● Text provided:
-*-*-
Shooting learns to play the PR game

Dougal Paver

Dougal Paver, Managing Director

The PR industry loves nothing more than naming a day. National Haemorrhoids Day is a favourite in parts of the Yorkshire coalfield, I'm told.

Of late we've gone to naming weeks - I suspect in an effort to demonstrate that we can give our campaign legs (though it's more likely about stretching the appeal and publicity opportunities). Whippet Fettlers' Week would be my choice, if such a thing existed.

Happily, National Shooting Week exists and it kicks off on May 26th. You may not care for this but I do - and like many in the shooting fraternity, I'm delighted that our hobby is sufficiently street-wise to have dreamt it up, however unoriginal it may now be.

What such ruses do is give the originator the opportunity to showcase their subject matter and, in skilful hands, can provide the platform for a varied and intensive programme of events capable of engaging the media and the wider public in a myriad of ways.

In shooting's case, that's about encouraging people to try the sport whilst pointing out the safety and responsibility of the shooting community. It also enables us to talk about the huge amount of conservation work shooters do, and the broader benefits of that in terms of bio-diversity (according to this government, no great ally of shooting, land managed proactively for shooting sustains a bio-diversity five times greater than land that isn't).

And if you think that anything involving flinging a lead projectile at 3,000 feet per second cannot be safe, try this: more people are committed to hospital each year with injuries caused by cotton ear buds than they are from injuries caused by legally held weapons.

As for the folly of giving people weapons in the first place, the Home Office told us recently that gun crimes committed with legally held weapons were 'statistically insignificant'. To qualify for that you have to be at or below 0.01% of the relevant crime category. Legal gun ownership isn't the problem, then, it's the illegal ownership of illegal weapons.

Which reminds me of a comment made by my firearms enquiry officer on a recent visit to my house to discuss an application to upgrade my firearm certificate.

Going through my application with the usual stern formality, he said "I note that you live in Liverpool 8, sir". The eighth postal district in Liverpool also includes a leafy hamlet known as Toxteth.

"Lots of people around here have firearms," he went on, warming to the task.

"It's just that you're the first person to have bothered asking for permission."
-*-*-
● Dataset entries:

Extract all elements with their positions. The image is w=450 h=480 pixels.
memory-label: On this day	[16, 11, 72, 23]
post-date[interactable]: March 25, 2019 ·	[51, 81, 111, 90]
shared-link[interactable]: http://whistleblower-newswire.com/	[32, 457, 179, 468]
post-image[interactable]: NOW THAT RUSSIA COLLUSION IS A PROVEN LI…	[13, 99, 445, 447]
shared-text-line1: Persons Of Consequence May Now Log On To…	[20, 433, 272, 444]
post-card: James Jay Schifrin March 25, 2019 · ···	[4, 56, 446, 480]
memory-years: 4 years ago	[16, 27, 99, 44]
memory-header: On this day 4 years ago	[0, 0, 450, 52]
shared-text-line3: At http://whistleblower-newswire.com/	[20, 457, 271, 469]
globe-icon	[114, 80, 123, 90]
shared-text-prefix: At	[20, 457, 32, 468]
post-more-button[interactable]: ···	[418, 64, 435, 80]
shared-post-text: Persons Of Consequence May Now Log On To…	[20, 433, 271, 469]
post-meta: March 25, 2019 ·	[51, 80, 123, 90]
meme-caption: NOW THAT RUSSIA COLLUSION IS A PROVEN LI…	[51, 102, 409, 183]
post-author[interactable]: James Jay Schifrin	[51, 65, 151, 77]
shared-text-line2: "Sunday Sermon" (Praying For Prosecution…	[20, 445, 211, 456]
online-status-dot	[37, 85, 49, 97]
-*-*-
● Activities:
1 - Answer these questions from the shooting article:
(a) On what date does National Shooting Week begin?
(b) How many times greater is the bio-diversity of land managed proactively for shooting than that of land that isn't?
(c) Which postal district does the firearms enquiry officer note that the writer lives in?
2 - Copy the shooting article word for word, from "Shooting learns to" down to "coalfield, I'm told.".

● Results of the tasks:
1 -
(a) May 26th
(b) Five times greater
(c) Liverpool 8

2 -
Shooting learns to play the PR game

Dougal Paver

Dougal Paver, Managing Director

The PR industry loves nothing more than naming a day. National Haemorrhoids Day is a favourite in parts of the Yorkshire coalfield, I'm told.